**Aim**: Return each line of the records holding the string "object".

• • •

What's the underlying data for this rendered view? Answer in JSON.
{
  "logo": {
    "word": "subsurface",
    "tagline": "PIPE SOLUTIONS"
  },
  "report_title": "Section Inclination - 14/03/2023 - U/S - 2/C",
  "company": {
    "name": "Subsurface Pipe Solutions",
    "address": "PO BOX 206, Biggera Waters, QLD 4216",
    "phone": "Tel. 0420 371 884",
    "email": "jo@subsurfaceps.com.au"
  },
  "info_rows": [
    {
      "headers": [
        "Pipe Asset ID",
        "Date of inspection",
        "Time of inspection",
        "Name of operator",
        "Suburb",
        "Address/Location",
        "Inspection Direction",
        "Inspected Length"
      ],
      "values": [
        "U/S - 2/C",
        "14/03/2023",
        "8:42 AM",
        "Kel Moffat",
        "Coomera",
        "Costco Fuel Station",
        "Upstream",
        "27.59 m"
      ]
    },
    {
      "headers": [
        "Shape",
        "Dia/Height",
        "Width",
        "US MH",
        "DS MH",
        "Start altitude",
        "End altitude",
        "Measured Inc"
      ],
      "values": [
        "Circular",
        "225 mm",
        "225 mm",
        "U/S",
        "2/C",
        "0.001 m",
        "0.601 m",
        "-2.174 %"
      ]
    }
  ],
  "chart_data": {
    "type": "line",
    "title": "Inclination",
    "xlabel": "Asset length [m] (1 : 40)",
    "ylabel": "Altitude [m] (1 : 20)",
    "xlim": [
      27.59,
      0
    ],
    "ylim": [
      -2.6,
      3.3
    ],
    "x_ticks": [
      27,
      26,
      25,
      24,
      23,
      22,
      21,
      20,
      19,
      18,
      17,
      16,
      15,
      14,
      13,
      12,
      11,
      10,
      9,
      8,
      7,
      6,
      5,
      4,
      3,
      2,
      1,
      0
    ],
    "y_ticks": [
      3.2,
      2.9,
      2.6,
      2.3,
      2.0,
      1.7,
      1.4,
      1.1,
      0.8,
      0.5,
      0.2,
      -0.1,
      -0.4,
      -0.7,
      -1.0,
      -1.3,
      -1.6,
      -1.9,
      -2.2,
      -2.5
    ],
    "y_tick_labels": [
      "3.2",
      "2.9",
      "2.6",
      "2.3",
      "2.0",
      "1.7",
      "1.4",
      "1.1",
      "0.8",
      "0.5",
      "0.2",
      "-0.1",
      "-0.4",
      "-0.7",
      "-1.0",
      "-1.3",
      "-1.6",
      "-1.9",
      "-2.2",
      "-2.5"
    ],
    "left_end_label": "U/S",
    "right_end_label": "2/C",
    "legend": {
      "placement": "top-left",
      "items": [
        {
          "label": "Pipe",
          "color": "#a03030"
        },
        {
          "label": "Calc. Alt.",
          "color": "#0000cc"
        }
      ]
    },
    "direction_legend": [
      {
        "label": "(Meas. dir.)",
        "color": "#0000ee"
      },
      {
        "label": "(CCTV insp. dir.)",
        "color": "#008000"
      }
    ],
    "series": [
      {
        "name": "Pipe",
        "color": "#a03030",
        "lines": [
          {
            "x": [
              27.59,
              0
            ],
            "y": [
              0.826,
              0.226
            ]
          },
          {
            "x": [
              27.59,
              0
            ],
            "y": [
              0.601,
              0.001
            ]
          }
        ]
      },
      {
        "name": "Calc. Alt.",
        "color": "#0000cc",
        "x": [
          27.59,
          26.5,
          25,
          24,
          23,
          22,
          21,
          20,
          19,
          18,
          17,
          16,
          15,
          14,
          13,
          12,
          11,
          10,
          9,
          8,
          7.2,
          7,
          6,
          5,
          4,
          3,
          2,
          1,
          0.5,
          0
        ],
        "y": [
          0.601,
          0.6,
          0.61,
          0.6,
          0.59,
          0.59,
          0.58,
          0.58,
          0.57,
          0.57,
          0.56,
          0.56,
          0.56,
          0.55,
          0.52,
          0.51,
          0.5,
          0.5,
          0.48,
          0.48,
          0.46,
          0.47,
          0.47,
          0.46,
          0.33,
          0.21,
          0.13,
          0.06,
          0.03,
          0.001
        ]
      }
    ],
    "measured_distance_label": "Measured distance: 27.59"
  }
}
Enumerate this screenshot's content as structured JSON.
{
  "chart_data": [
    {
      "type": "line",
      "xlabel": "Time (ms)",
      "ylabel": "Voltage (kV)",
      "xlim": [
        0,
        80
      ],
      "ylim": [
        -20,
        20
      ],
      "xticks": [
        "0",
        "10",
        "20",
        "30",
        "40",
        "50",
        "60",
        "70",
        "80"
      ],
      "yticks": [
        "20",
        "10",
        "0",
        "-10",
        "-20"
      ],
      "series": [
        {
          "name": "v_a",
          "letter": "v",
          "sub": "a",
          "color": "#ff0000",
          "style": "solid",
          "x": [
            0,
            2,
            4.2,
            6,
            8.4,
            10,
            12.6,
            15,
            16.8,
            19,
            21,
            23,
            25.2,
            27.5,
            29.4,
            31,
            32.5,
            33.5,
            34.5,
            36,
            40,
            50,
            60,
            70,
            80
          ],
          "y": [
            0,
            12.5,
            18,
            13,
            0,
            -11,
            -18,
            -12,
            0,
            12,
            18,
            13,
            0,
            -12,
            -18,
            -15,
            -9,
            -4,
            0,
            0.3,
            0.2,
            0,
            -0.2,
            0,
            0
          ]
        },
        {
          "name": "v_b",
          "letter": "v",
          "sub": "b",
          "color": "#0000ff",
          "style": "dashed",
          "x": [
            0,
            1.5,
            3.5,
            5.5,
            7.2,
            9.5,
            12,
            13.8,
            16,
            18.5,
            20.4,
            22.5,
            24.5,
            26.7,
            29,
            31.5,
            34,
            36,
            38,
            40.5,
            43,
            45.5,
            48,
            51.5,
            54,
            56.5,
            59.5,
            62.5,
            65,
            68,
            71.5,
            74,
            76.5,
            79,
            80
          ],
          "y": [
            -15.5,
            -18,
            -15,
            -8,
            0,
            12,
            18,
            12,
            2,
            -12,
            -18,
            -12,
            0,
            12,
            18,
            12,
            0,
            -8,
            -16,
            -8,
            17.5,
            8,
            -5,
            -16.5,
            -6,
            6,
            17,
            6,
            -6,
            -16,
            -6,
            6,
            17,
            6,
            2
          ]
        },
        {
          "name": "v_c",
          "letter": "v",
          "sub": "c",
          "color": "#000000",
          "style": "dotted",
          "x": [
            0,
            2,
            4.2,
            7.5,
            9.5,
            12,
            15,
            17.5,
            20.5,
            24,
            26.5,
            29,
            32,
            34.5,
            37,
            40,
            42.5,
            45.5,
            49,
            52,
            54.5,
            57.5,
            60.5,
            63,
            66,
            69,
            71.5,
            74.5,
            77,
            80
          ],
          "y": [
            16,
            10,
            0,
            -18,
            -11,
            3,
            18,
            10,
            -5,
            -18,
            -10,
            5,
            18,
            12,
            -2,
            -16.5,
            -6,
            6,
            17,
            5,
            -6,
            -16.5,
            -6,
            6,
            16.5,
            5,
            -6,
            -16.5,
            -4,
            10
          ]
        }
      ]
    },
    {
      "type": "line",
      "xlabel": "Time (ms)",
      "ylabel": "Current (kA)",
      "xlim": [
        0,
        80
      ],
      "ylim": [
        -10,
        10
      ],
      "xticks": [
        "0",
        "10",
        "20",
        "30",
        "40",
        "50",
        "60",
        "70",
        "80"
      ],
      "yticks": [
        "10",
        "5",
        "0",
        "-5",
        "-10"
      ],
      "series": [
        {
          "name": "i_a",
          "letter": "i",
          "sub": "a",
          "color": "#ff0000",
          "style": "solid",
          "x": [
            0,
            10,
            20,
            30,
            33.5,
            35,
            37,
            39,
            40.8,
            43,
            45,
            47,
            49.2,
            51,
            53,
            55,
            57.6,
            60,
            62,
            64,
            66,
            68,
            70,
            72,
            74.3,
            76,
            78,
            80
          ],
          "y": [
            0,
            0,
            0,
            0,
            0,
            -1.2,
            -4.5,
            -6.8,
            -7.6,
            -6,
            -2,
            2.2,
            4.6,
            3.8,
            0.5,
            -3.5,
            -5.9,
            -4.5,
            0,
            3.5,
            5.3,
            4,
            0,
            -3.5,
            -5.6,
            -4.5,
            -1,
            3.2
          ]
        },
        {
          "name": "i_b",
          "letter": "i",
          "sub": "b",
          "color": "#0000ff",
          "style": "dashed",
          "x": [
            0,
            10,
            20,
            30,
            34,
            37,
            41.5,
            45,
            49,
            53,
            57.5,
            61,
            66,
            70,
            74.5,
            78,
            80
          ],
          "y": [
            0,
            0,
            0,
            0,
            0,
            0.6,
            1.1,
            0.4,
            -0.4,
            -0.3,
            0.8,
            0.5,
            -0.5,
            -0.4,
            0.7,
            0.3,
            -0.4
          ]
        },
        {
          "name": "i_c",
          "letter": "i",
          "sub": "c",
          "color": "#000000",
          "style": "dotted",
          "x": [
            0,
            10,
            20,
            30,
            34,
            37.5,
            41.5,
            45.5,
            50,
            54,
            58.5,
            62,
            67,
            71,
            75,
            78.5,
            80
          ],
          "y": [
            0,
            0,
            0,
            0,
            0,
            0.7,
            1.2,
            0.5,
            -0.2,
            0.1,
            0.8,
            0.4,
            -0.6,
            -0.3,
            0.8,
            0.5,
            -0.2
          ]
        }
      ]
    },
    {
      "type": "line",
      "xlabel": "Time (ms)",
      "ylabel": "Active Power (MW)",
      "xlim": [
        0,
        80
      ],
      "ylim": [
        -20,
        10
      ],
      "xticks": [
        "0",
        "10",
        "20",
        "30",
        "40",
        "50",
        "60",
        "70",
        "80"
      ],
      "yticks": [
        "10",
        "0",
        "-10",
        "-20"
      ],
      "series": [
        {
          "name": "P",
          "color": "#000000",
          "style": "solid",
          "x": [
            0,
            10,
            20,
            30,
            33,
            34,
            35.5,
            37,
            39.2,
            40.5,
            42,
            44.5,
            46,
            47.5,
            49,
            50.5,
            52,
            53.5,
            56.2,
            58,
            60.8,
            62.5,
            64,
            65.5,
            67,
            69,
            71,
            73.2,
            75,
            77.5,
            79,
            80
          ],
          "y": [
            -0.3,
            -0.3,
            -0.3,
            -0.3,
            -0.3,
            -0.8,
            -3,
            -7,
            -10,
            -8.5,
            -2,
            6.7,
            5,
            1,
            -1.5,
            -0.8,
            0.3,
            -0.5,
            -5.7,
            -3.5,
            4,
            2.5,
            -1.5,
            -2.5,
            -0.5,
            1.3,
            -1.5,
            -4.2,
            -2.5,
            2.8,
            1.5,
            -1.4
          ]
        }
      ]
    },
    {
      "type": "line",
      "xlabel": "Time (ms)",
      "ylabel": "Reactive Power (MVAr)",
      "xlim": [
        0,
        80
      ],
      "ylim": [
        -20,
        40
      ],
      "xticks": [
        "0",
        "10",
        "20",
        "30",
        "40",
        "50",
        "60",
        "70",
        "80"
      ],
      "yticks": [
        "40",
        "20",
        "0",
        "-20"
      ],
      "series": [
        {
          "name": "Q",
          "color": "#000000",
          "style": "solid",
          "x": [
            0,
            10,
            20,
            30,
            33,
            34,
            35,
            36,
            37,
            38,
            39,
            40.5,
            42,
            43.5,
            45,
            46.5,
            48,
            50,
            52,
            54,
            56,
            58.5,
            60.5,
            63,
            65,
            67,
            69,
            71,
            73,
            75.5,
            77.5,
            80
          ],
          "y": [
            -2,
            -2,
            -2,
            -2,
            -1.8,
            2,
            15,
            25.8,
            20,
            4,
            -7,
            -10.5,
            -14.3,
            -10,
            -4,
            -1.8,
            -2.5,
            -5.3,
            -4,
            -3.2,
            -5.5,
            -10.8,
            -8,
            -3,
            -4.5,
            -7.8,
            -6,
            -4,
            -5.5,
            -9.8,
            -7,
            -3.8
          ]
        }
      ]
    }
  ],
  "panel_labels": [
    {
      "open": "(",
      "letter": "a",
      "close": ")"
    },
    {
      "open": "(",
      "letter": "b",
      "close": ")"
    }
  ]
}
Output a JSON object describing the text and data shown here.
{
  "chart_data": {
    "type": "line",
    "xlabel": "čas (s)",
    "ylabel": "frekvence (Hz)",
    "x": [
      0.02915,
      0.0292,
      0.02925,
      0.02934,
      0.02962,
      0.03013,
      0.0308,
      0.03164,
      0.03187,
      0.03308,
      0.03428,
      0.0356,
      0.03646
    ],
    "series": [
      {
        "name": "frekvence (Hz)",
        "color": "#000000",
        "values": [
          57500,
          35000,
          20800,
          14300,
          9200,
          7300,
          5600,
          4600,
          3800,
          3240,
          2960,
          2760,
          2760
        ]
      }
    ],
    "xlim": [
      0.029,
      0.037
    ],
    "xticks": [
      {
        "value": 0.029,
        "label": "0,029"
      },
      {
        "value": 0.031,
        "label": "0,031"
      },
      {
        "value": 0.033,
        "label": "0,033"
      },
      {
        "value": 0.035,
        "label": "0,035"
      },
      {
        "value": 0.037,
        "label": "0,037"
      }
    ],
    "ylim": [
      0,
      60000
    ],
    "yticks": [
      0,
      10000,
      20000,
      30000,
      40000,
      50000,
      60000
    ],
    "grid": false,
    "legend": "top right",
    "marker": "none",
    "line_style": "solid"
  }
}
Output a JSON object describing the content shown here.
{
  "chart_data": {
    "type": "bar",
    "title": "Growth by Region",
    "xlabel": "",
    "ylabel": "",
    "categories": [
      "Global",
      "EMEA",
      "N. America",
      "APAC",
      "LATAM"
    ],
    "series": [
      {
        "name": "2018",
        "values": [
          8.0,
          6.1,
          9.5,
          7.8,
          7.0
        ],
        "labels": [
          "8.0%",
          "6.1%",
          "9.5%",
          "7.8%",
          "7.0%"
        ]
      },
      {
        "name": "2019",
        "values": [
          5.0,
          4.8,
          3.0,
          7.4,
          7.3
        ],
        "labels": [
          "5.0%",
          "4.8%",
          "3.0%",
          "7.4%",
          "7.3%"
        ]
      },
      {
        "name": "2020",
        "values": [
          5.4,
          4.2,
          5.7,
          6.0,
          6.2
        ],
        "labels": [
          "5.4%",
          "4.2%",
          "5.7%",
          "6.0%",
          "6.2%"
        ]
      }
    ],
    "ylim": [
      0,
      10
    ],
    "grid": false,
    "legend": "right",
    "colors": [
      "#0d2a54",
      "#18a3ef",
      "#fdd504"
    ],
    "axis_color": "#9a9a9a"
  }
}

• • •

**Problem solution**:
Output a JSON object describing the text and data shown here.
Output a JSON object describing the content shown here.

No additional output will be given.